### Task goal
Reproduce every record below exactly as written, but leave out any pictures.

### Data items
<<<<

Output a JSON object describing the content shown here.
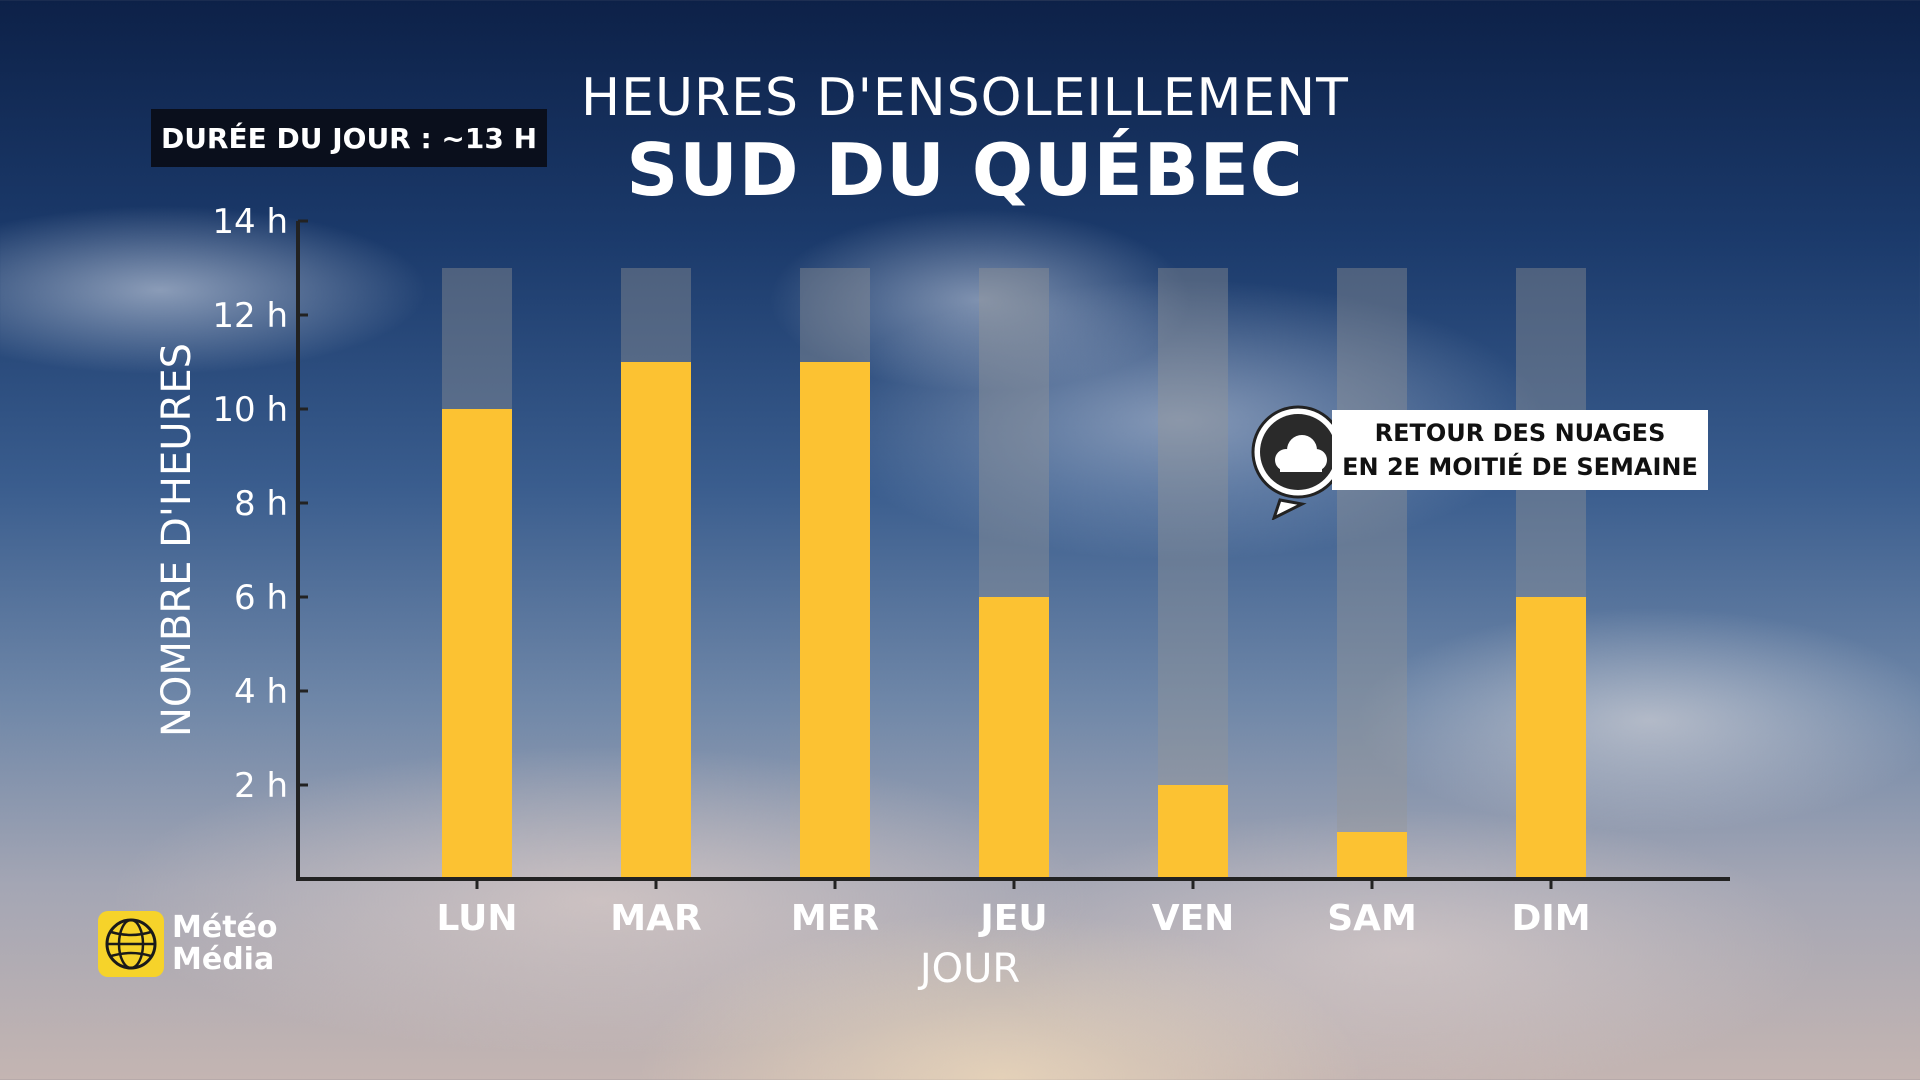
{
  "header": {
    "day_length": "DURÉE DU JOUR : ~13 H",
    "title_line1": "HEURES D'ENSOLEILLEMENT",
    "title_line2": "SUD DU QUÉBEC"
  },
  "callout": {
    "line1": "RETOUR DES NUAGES",
    "line2": "EN 2E MOITIÉ DE SEMAINE",
    "icon": "cloud-icon"
  },
  "logo": {
    "line1": "Météo",
    "line2": "Média"
  },
  "colors": {
    "bar": "#fcc232",
    "daylight_bar": "rgba(150,150,150,0.40)",
    "axis": "#222222"
  },
  "chart_data": {
    "type": "bar",
    "categories": [
      "LUN",
      "MAR",
      "MER",
      "JEU",
      "VEN",
      "SAM",
      "DIM"
    ],
    "series": [
      {
        "values": [
          10,
          11,
          11,
          6,
          2,
          1,
          6
        ]
      }
    ],
    "daylight_hours": 13,
    "xlabel": "JOUR",
    "ylabel": "NOMBRE D'HEURES",
    "ylim": [
      0,
      14
    ],
    "yticks": [
      {
        "value": 2,
        "label": "2 h"
      },
      {
        "value": 4,
        "label": "4 h"
      },
      {
        "value": 6,
        "label": "6 h"
      },
      {
        "value": 8,
        "label": "8 h"
      },
      {
        "value": 10,
        "label": "10 h"
      },
      {
        "value": 12,
        "label": "12 h"
      },
      {
        "value": 14,
        "label": "14 h"
      }
    ],
    "grid": false,
    "legend": "none"
  }
}
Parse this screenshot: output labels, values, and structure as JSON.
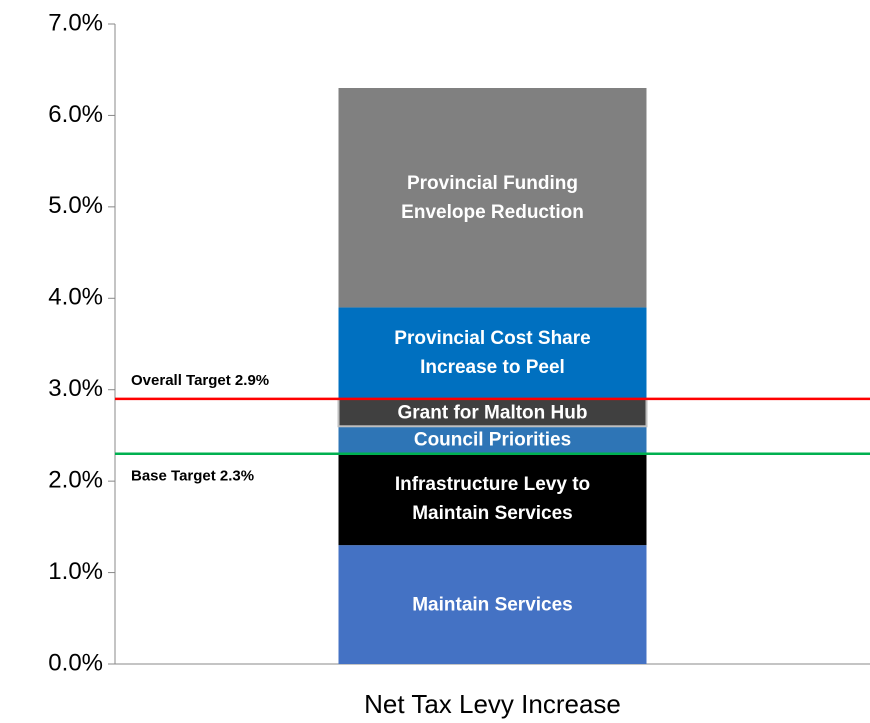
{
  "chart_data": {
    "type": "stacked_bar",
    "categories": [
      "Net Tax Levy Increase"
    ],
    "series": [
      {
        "name": "Maintain Services",
        "color": "#4472c4",
        "values": [
          1.3
        ]
      },
      {
        "name": "Infrastructure Levy to Maintain Services",
        "color": "#000000",
        "values": [
          1.0
        ]
      },
      {
        "name": "Council Priorities",
        "color": "#2e75b6",
        "values": [
          0.3
        ]
      },
      {
        "name": "Grant for Malton Hub",
        "color": "#404040",
        "values": [
          0.3
        ]
      },
      {
        "name": "Provincial Cost Share Increase to Peel",
        "color": "#0070c0",
        "values": [
          1.0
        ]
      },
      {
        "name": "Provincial Funding Envelope Reduction",
        "color": "#808080",
        "values": [
          2.4
        ]
      }
    ],
    "ylim": [
      0,
      7
    ],
    "yticks": [
      {
        "value": 0,
        "label": "0.0%"
      },
      {
        "value": 1,
        "label": "1.0%"
      },
      {
        "value": 2,
        "label": "2.0%"
      },
      {
        "value": 3,
        "label": "3.0%"
      },
      {
        "value": 4,
        "label": "4.0%"
      },
      {
        "value": 5,
        "label": "5.0%"
      },
      {
        "value": 6,
        "label": "6.0%"
      },
      {
        "value": 7,
        "label": "7.0%"
      }
    ],
    "reference_lines": [
      {
        "label": "Overall Target 2.9%",
        "value": 2.9,
        "color": "#ff0000",
        "label_side": "above"
      },
      {
        "label": "Base Target 2.3%",
        "value": 2.3,
        "color": "#00b050",
        "label_side": "below"
      }
    ]
  }
}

>>>>

### Response for this exercise
Output a JSON object describing the content shown here.
{
  "header": {
    "day_length": "DURÉE DU JOUR : ~13 H",
    "title_line1": "HEURES D'ENSOLEILLEMENT",
    "title_line2": "SUD DU QUÉBEC"
  },
  "callout": {
    "line1": "RETOUR DES NUAGES",
    "line2": "EN 2E MOITIÉ DE SEMAINE",
    "icon": "cloud-icon"
  },
  "logo": {
    "line1": "Météo",
    "line2": "Média"
  },
  "colors": {
    "bar": "#fcc232",
    "daylight_bar": "rgba(150,150,150,0.40)",
    "axis": "#222222"
  },
  "chart_data": {
    "type": "bar",
    "categories": [
      "LUN",
      "MAR",
      "MER",
      "JEU",
      "VEN",
      "SAM",
      "DIM"
    ],
    "series": [
      {
        "values": [
          10,
          11,
          11,
          6,
          2,
          1,
          6
        ]
      }
    ],
    "daylight_hours": 13,
    "xlabel": "JOUR",
    "ylabel": "NOMBRE D'HEURES",
    "ylim": [
      0,
      14
    ],
    "yticks": [
      {
        "value": 2,
        "label": "2 h"
      },
      {
        "value": 4,
        "label": "4 h"
      },
      {
        "value": 6,
        "label": "6 h"
      },
      {
        "value": 8,
        "label": "8 h"
      },
      {
        "value": 10,
        "label": "10 h"
      },
      {
        "value": 12,
        "label": "12 h"
      },
      {
        "value": 14,
        "label": "14 h"
      }
    ],
    "grid": false,
    "legend": "none"
  }
}
Parse this screenshot: output labels, values, and structure as JSON.
{
  "chart_data": {
    "type": "stacked_bar",
    "categories": [
      "Net Tax Levy Increase"
    ],
    "series": [
      {
        "name": "Maintain Services",
        "color": "#4472c4",
        "values": [
          1.3
        ]
      },
      {
        "name": "Infrastructure Levy to Maintain Services",
        "color": "#000000",
        "values": [
          1.0
        ]
      },
      {
        "name": "Council Priorities",
        "color": "#2e75b6",
        "values": [
          0.3
        ]
      },
      {
        "name": "Grant for Malton Hub",
        "color": "#404040",
        "values": [
          0.3
        ]
      },
      {
        "name": "Provincial Cost Share Increase to Peel",
        "color": "#0070c0",
        "values": [
          1.0
        ]
      },
      {
        "name": "Provincial Funding Envelope Reduction",
        "color": "#808080",
        "values": [
          2.4
        ]
      }
    ],
    "ylim": [
      0,
      7
    ],
    "yticks": [
      {
        "value": 0,
        "label": "0.0%"
      },
      {
        "value": 1,
        "label": "1.0%"
      },
      {
        "value": 2,
        "label": "2.0%"
      },
      {
        "value": 3,
        "label": "3.0%"
      },
      {
        "value": 4,
        "label": "4.0%"
      },
      {
        "value": 5,
        "label": "5.0%"
      },
      {
        "value": 6,
        "label": "6.0%"
      },
      {
        "value": 7,
        "label": "7.0%"
      }
    ],
    "reference_lines": [
      {
        "label": "Overall Target 2.9%",
        "value": 2.9,
        "color": "#ff0000",
        "label_side": "above"
      },
      {
        "label": "Base Target 2.3%",
        "value": 2.3,
        "color": "#00b050",
        "label_side": "below"
      }
    ]
  }
}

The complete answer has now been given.